= 数据记录 =
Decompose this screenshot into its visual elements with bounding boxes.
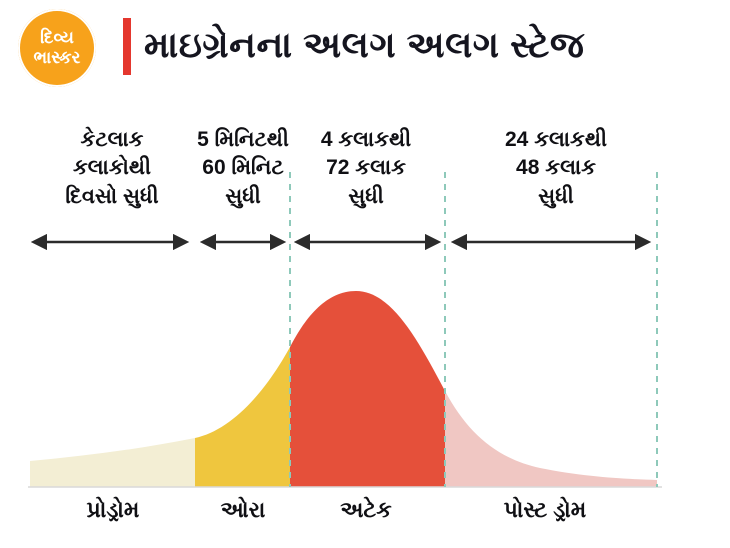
- area-postdrome: [445, 391, 657, 487]
- logo-line2: ભાસ્કર: [33, 48, 81, 67]
- page-title: માઇગ્રેનના અલગ અલગ સ્ટેજ: [144, 24, 585, 65]
- area-prodrome: [30, 438, 195, 487]
- divya-bhaskar-logo: દિવ્ય ભાસ્કર: [18, 9, 96, 87]
- duration-label-attack: 4 કલાકથી 72 કલાક સુધી: [320, 128, 412, 208]
- stage-label-attack: અટેક: [340, 497, 392, 522]
- stage-label-prodrome: પ્રોડ્રોમ: [86, 497, 140, 522]
- duration-label-prodrome: કેટલાક કલાકોથી દિવસો સુધી: [65, 128, 159, 208]
- duration-label-aura: 5 મિનિટથી 60 મિનિટ સુધી: [197, 128, 289, 208]
- duration-label-postdrome: 24 કલાકથી 48 કલાક સુધી: [505, 128, 607, 208]
- stage-label-aura: ઓરા: [220, 497, 266, 522]
- header: દિવ્ય ભાસ્કર માઇગ્રેનના અલગ અલગ સ્ટેજ: [0, 0, 730, 100]
- title-accent-bar: [123, 18, 131, 75]
- logo-line1: દિવ્ય: [40, 28, 74, 48]
- area-attack: [290, 291, 445, 487]
- area-aura: [195, 347, 290, 487]
- stage-label-postdrome: પોસ્ટ ડ્રોમ: [503, 497, 587, 522]
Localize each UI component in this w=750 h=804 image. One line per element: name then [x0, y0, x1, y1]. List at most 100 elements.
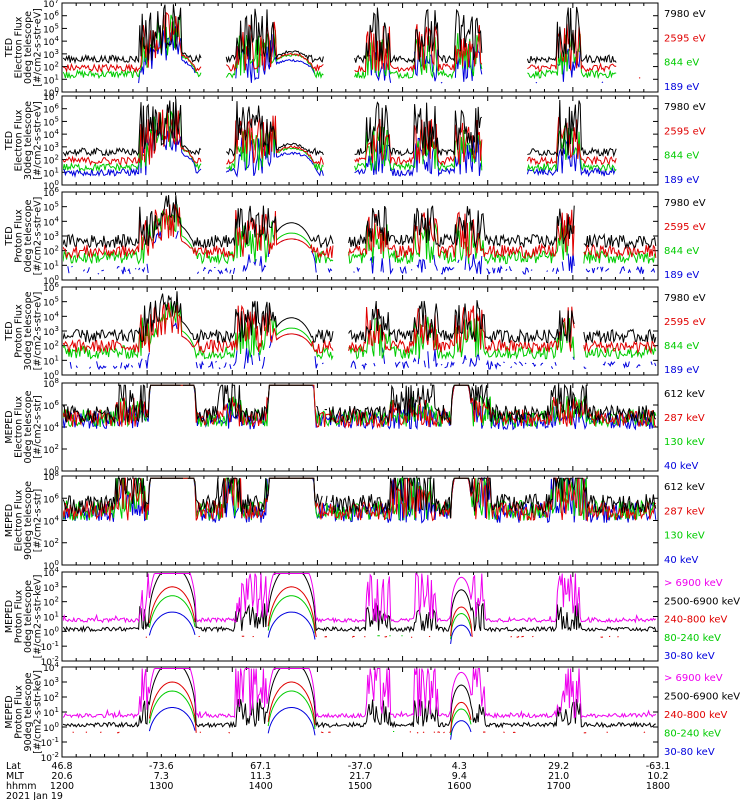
y-axis-title: TEDProton Flux30deg telescope[#/cm2-s-st… — [4, 291, 44, 370]
legend-entry: 612 keV — [664, 482, 705, 493]
series-2595-ev — [63, 302, 657, 355]
legend-entry: 80-240 keV — [664, 729, 721, 740]
legend-entry: 7980 eV — [664, 102, 706, 113]
y-tick-label: 103 — [43, 48, 59, 61]
y-tick-label: 102 — [43, 245, 59, 258]
y-axis-title-line: 90deg telescope — [23, 481, 34, 560]
y-tick-label: 100 — [43, 86, 59, 99]
legend-entry: 30-80 keV — [664, 651, 715, 662]
x-tick-lat: 46.8 — [51, 761, 72, 772]
x-tick-lat: -73.6 — [149, 761, 174, 772]
legend-entry: 40 keV — [664, 555, 698, 566]
y-tick-label: 102 — [43, 691, 59, 704]
y-tick-label: 102 — [43, 537, 59, 550]
x-tick-mlt: 21.7 — [349, 771, 370, 782]
y-axis-title-line: 0deg telescope — [23, 199, 34, 272]
y-tick-label: 101 — [43, 166, 59, 179]
series-7980-ev — [63, 195, 657, 250]
y-tick-label: 107 — [43, 0, 59, 10]
series-612-kev — [63, 384, 657, 425]
traces — [63, 291, 657, 371]
legend-entry: 7980 eV — [664, 293, 706, 304]
y-tick-label: 101 — [43, 73, 59, 86]
legend-entry: 7980 eV — [664, 198, 706, 209]
traces — [63, 195, 657, 275]
x-row-label: Lat — [6, 761, 21, 772]
legend-entry: 40 keV — [664, 461, 698, 472]
y-tick-label: 10-2 — [41, 751, 59, 764]
series--6900-kev — [63, 668, 657, 720]
y-tick-label: 106 — [43, 10, 59, 23]
y-tick-label: 103 — [43, 581, 59, 594]
y-axis-title-line: [#/cm2-s-str-eV] — [33, 292, 44, 371]
legend-entry: 612 keV — [664, 389, 705, 400]
series--6900-kev — [63, 573, 657, 624]
traces — [63, 573, 657, 644]
x-tick-lat: -63.1 — [646, 761, 671, 772]
y-tick-label: 102 — [43, 61, 59, 74]
legend-entry: > 6900 keV — [664, 673, 723, 684]
y-axis-title-line: Proton Flux — [14, 304, 25, 358]
y-axis-title-line: [#/cm2-s-str-eV] — [33, 197, 44, 276]
y-axis-title-line: [#/cm2-s-str-eV] — [33, 101, 44, 180]
y-tick-label: 101 — [43, 706, 59, 719]
series-7980-ev — [63, 291, 657, 344]
x-tick-hhmm: 1300 — [149, 781, 173, 792]
y-axis-title-line: [#/cm2-s-str-keV] — [33, 670, 44, 754]
y-axis-title-line: [#/cm2-s-str-keV] — [33, 575, 44, 659]
series-30-80-kev — [148, 611, 472, 644]
y-tick-label: 106 — [43, 281, 59, 294]
y-tick-label: 10-1 — [41, 736, 59, 749]
x-tick-mlt: 7.3 — [154, 771, 169, 782]
y-axis-title: MEPEDElectron Flux90deg telescope[#/cm2-… — [4, 481, 44, 560]
y-axis-title-line: MEPED — [4, 410, 15, 443]
y-axis-title-line: Electron Flux — [14, 489, 25, 551]
y-tick-label: 102 — [43, 596, 59, 609]
series-844-ev — [63, 301, 657, 361]
y-tick-label: 103 — [43, 676, 59, 689]
y-tick-label: 100 — [43, 465, 59, 478]
y-tick-label: 100 — [43, 369, 59, 382]
y-tick-label: 105 — [43, 296, 59, 309]
legend-entry: 7980 eV — [664, 9, 706, 20]
legend-entry: 189 eV — [664, 270, 699, 281]
legend-entry: 2595 eV — [664, 317, 706, 328]
x-tick-mlt: 21.0 — [548, 771, 569, 782]
y-axis-title: MEPEDProton Flux90deg telescope[#/cm2-s-… — [4, 670, 44, 754]
y-axis-title-line: MEPED — [4, 504, 15, 537]
traces — [63, 668, 657, 740]
y-tick-label: 100 — [43, 274, 59, 287]
y-tick-label: 101 — [43, 611, 59, 624]
y-tick-label: 103 — [43, 230, 59, 243]
x-tick-mlt: 10.2 — [647, 771, 668, 782]
y-tick-label: 102 — [43, 340, 59, 353]
y-axis-title-line: Proton Flux — [14, 589, 25, 643]
y-tick-label: 104 — [43, 421, 59, 434]
y-tick-label: 104 — [43, 661, 59, 674]
y-axis-title-line: 0deg telescope — [23, 11, 34, 84]
y-tick-label: 100 — [43, 625, 59, 638]
x-tick-lat: 4.3 — [452, 761, 467, 772]
legend-entry: 287 keV — [664, 506, 705, 517]
y-tick-label: 104 — [43, 215, 59, 228]
legend-entry: 844 eV — [664, 246, 699, 257]
y-axis-title-line: [#/cm2-s-str] — [33, 395, 44, 458]
y-tick-label: 108 — [43, 470, 59, 483]
y-axis-title-line: Electron Flux — [14, 109, 25, 171]
y-tick-label: 105 — [43, 201, 59, 214]
legend-entry: 2500-6900 keV — [664, 596, 740, 607]
legend-entry: 30-80 keV — [664, 747, 715, 758]
x-row-label: MLT — [6, 771, 24, 782]
y-tick-label: 10-2 — [41, 655, 59, 668]
y-tick-label: 10-1 — [41, 640, 59, 653]
y-axis-title-line: MEPED — [4, 695, 15, 728]
series-2595-ev — [63, 11, 641, 79]
y-axis-title-line: 0deg telescope — [23, 580, 34, 653]
y-axis-title-line: TED — [4, 226, 15, 246]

= 练习说明 =
逐字重复从含有“y-axis-title: TEDProton Flux30deg”的那一行到含有“y-axis-title-line: Proton Flux — [14, 304, 25, 358]”的那一行，首尾两行均包括在内。

= 题目解答 =
y-axis-title: TEDProton Flux30deg telescope[#/cm2-s-st… — [4, 291, 44, 370]
legend-entry: 612 keV — [664, 482, 705, 493]
series-2595-ev — [63, 302, 657, 355]
legend-entry: 80-240 keV — [664, 729, 721, 740]
legend-entry: 7980 eV — [664, 102, 706, 113]
y-tick-label: 103 — [43, 48, 59, 61]
y-tick-label: 102 — [43, 245, 59, 258]
y-axis-title-line: 90deg telescope — [23, 481, 34, 560]
y-tick-label: 100 — [43, 86, 59, 99]
legend-entry: 30-80 keV — [664, 651, 715, 662]
x-tick-lat: 46.8 — [51, 761, 72, 772]
x-tick-lat: -73.6 — [149, 761, 174, 772]
legend-entry: 40 keV — [664, 555, 698, 566]
y-tick-label: 102 — [43, 691, 59, 704]
y-tick-label: 102 — [43, 537, 59, 550]
x-tick-mlt: 21.7 — [349, 771, 370, 782]
y-axis-title-line: 0deg telescope — [23, 199, 34, 272]
y-tick-label: 101 — [43, 166, 59, 179]
series-7980-ev — [63, 195, 657, 250]
y-tick-label: 107 — [43, 0, 59, 10]
series-612-kev — [63, 384, 657, 425]
traces — [63, 291, 657, 371]
legend-entry: 7980 eV — [664, 293, 706, 304]
y-tick-label: 101 — [43, 73, 59, 86]
legend-entry: 7980 eV — [664, 198, 706, 209]
traces — [63, 195, 657, 275]
x-row-label: Lat — [6, 761, 21, 772]
legend-entry: 40 keV — [664, 461, 698, 472]
y-tick-label: 10-2 — [41, 751, 59, 764]
series--6900-kev — [63, 668, 657, 720]
y-tick-label: 106 — [43, 10, 59, 23]
y-tick-label: 103 — [43, 581, 59, 594]
y-axis-title-line: [#/cm2-s-str-eV] — [33, 292, 44, 371]
legend-entry: 612 keV — [664, 389, 705, 400]
series--6900-kev — [63, 573, 657, 624]
traces — [63, 573, 657, 644]
x-tick-lat: -63.1 — [646, 761, 671, 772]
y-tick-label: 102 — [43, 61, 59, 74]
legend-entry: > 6900 keV — [664, 673, 723, 684]
y-axis-title-line: Proton Flux — [14, 304, 25, 358]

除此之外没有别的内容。